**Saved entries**
____________

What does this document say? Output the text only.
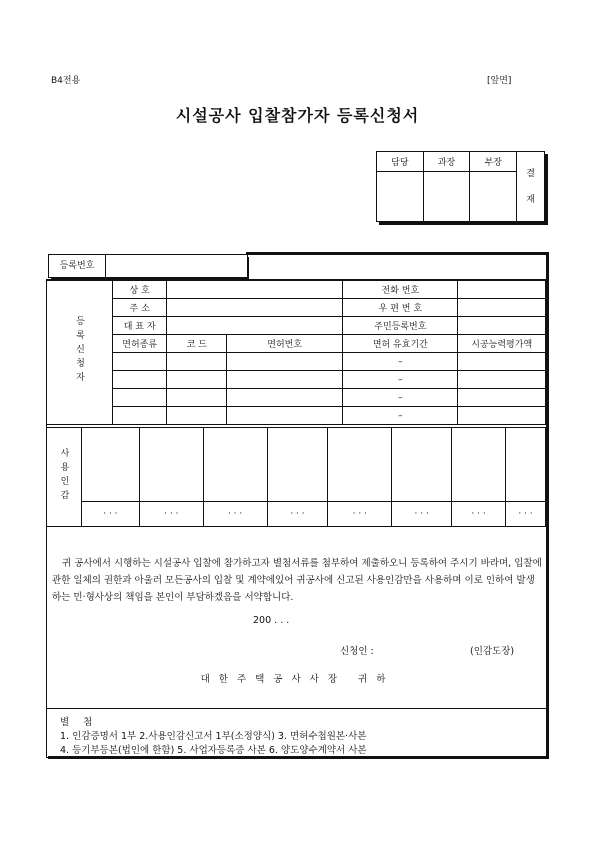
B4전용	[앞면]
시설공사 입찰참가자 등록신청서
담당	과장	부장	결
재

등록번호
등록신청자	상 호			전화 번호	
	주 소			우 편 번 호	
	대 표 자			주민등록번호	
	면허종류	코 드	면허번호	면허 유효기간	시공능력평가액
				–	
				–	
				–	
				–	
사용인감								
	· · ·	· · ·	· · ·	· · ·	· · ·	· · ·	· · ·	· · ·

귀 공사에서 시행하는 시설공사 입찰에 참가하고자 별첨서류를 첨부하여 제출하오니 등록하여 주시기 바라며, 입찰에 관한 일체의 권한과 아울러 모든공사의 입찰 및 계약에있어 귀공사에 신고된 사용인감만을 사용하며 이로 인하여 발생하는 민·형사상의 책임을 본인이 부담하겠음을 서약합니다.

200 . . .
신청인 :	(인감도장)
대한주택공사사장 귀하
별첨
1. 인감증명서 1부 2.사용인감신고서 1부(소정양식) 3. 면허수첩원본·사본
4. 등기부등본(법인에 한함) 5. 사업자등록증 사본 6. 양도양수계약서 사본
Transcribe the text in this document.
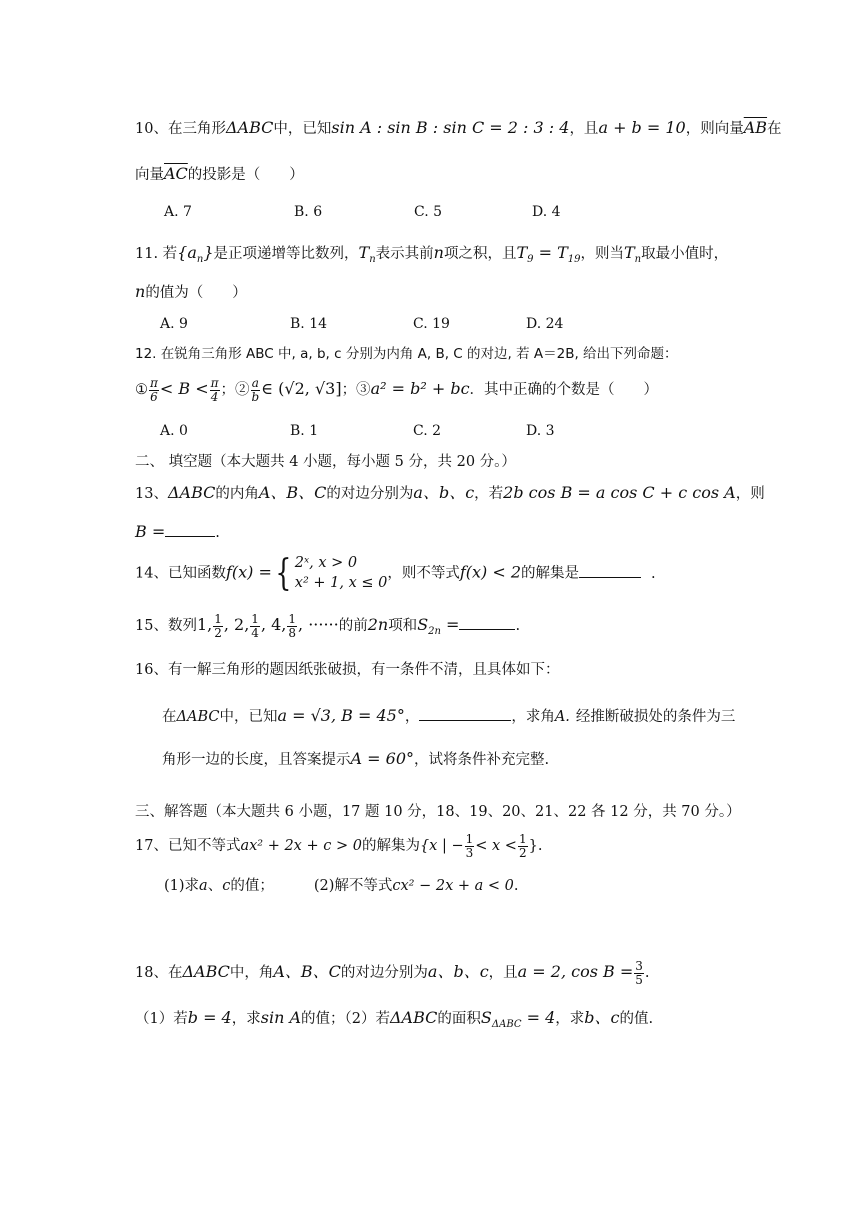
10、在三角形ΔABC中，已知sin A : sin B : sin C = 2 : 3 : 4，且a + b = 10，则向量$\overline{AB}$在
向量$\overline{AC}$的投影是（　　）
A. 7	B. 6	C. 5	D. 4
11. 若$\{a_n\}$是正项递增等比数列，$T_n$表示其前n项之积，且$T_9 = T_{19}$，则当$T_n$取最小值时，
n的值为（　　）
A. 9	B. 14	C. 19	D. 24
12. 在锐角三角形 ABC 中, a, b, c 分别为内角 A, B, C 的对边, 若 A＝2B, 给出下列命题：
① $\frac{\pi}{6} < B < \frac{\pi}{4}$ ；② $\frac{a}{b}$ ∈ (√2, √3]；③a² = b² + bc．其中正确的个数是（　　）
A. 0	B. 1	C. 2	D. 3
二、 填空题（本大题共 4 小题，每小题 5 分，共 20 分。）
13、ΔABC的内角A、B、C的对边分别为a、b、c，若2b cos B = a cos C + c cos A，则
B =	.
14、已知函数f(x) ={ 2ˣ, x > 0
x² + 1, x ≤ 0
，则不等式f(x) < 2的解集是	.
15、数列1, $\frac{1}{2}$ , 2, $\frac{1}{4}$ , 4, $\frac{1}{8}$ , ······的前2n项和$S_{2n}$ =	.
16、有一解三角形的题因纸张破损，有一条件不清，且具体如下：
在ΔABC中，已知a = √3, B = 45°，	，求角A. 经推断破损处的条件为三
角形一边的长度，且答案提示A = 60°，试将条件补充完整.
三、解答题（本大题共 6 小题，17 题 10 分，18、19、20、21、22 各 12 分，共 70 分。）
17、已知不等式ax² + 2x + c > 0的解集为{x | − $\frac{1}{3} < x < \frac{1}{2}$ }.
(1)求a、c的值；	(2)解不等式cx² − 2x + a < 0.
18、在ΔABC中，角A、B、C的对边分别为a、b、c，且a = 2, $\cos B = \frac{3}{5}$ .
（1）若b = 4，求sin A的值；（2）若ΔABC的面积$S_{\Delta ABC} = 4$，求b、c的值.
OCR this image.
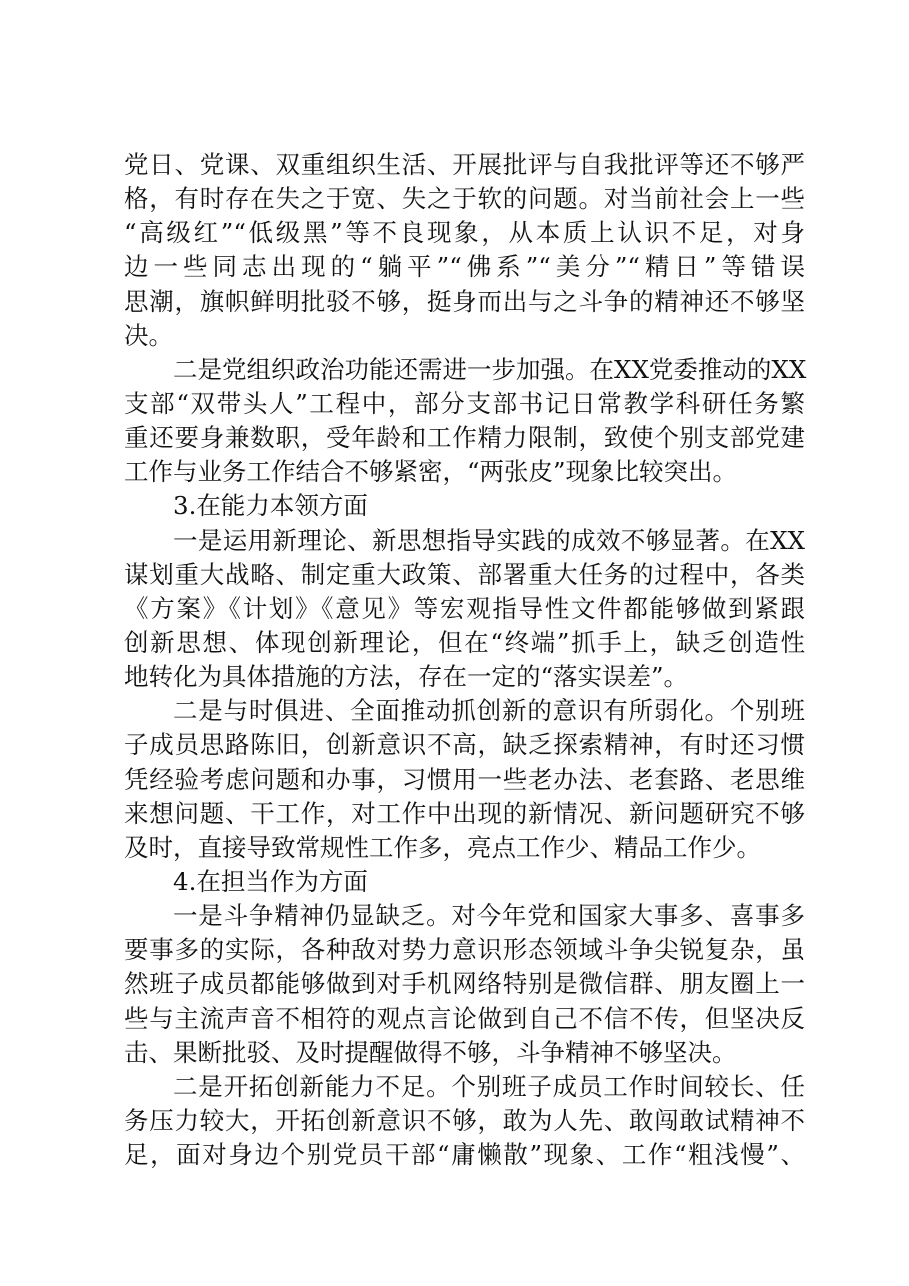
党日、党课、双重组织生活、开展批评与自我批评等还不够严
格，有时存在失之于宽、失之于软的问题。对当前社会上一些
“高级红”“低级黑”等不良现象，从本质上认识不足，对身
边一些同志出现的“躺平”“佛系”“美分”“精日”等错误
思潮，旗帜鲜明批驳不够，挺身而出与之斗争的精神还不够坚
决。
二是党组织政治功能还需进一步加强。在XX党委推动的XX
支部“双带头人”工程中，部分支部书记日常教学科研任务繁
重还要身兼数职，受年龄和工作精力限制，致使个别支部党建
工作与业务工作结合不够紧密，“两张皮”现象比较突出。
3.在能力本领方面
一是运用新理论、新思想指导实践的成效不够显著。在XX
谋划重大战略、制定重大政策、部署重大任务的过程中，各类
《方案》《计划》《意见》等宏观指导性文件都能够做到紧跟
创新思想、体现创新理论，但在“终端”抓手上，缺乏创造性
地转化为具体措施的方法，存在一定的“落实误差”。
二是与时俱进、全面推动抓创新的意识有所弱化。个别班
子成员思路陈旧，创新意识不高，缺乏探索精神，有时还习惯
凭经验考虑问题和办事，习惯用一些老办法、老套路、老思维
来想问题、干工作，对工作中出现的新情况、新问题研究不够
及时，直接导致常规性工作多，亮点工作少、精品工作少。
4.在担当作为方面
一是斗争精神仍显缺乏。对今年党和国家大事多、喜事多
要事多的实际，各种敌对势力意识形态领域斗争尖锐复杂，虽
然班子成员都能够做到对手机网络特别是微信群、朋友圈上一
些与主流声音不相符的观点言论做到自己不信不传，但坚决反
击、果断批驳、及时提醒做得不够，斗争精神不够坚决。
二是开拓创新能力不足。个别班子成员工作时间较长、任
务压力较大，开拓创新意识不够，敢为人先、敢闯敢试精神不
足，面对身边个别党员干部“庸懒散”现象、工作“粗浅慢”、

____________

From the line containing "OCR this image." down to the last line of the entries above, copy each line exactly and nothing more. Leave pictures out.

**Final result**
OCR this image.
党日、党课、双重组织生活、开展批评与自我批评等还不够严
格，有时存在失之于宽、失之于软的问题。对当前社会上一些
“高级红”“低级黑”等不良现象，从本质上认识不足，对身
边一些同志出现的“躺平”“佛系”“美分”“精日”等错误
思潮，旗帜鲜明批驳不够，挺身而出与之斗争的精神还不够坚
决。
二是党组织政治功能还需进一步加强。在XX党委推动的XX
支部“双带头人”工程中，部分支部书记日常教学科研任务繁
重还要身兼数职，受年龄和工作精力限制，致使个别支部党建
工作与业务工作结合不够紧密，“两张皮”现象比较突出。
3.在能力本领方面
一是运用新理论、新思想指导实践的成效不够显著。在XX
谋划重大战略、制定重大政策、部署重大任务的过程中，各类
《方案》《计划》《意见》等宏观指导性文件都能够做到紧跟
创新思想、体现创新理论，但在“终端”抓手上，缺乏创造性
地转化为具体措施的方法，存在一定的“落实误差”。
二是与时俱进、全面推动抓创新的意识有所弱化。个别班
子成员思路陈旧，创新意识不高，缺乏探索精神，有时还习惯
凭经验考虑问题和办事，习惯用一些老办法、老套路、老思维
来想问题、干工作，对工作中出现的新情况、新问题研究不够
及时，直接导致常规性工作多，亮点工作少、精品工作少。
4.在担当作为方面
一是斗争精神仍显缺乏。对今年党和国家大事多、喜事多
要事多的实际，各种敌对势力意识形态领域斗争尖锐复杂，虽
然班子成员都能够做到对手机网络特别是微信群、朋友圈上一
些与主流声音不相符的观点言论做到自己不信不传，但坚决反
击、果断批驳、及时提醒做得不够，斗争精神不够坚决。
二是开拓创新能力不足。个别班子成员工作时间较长、任
务压力较大，开拓创新意识不够，敢为人先、敢闯敢试精神不
足，面对身边个别党员干部“庸懒散”现象、工作“粗浅慢”、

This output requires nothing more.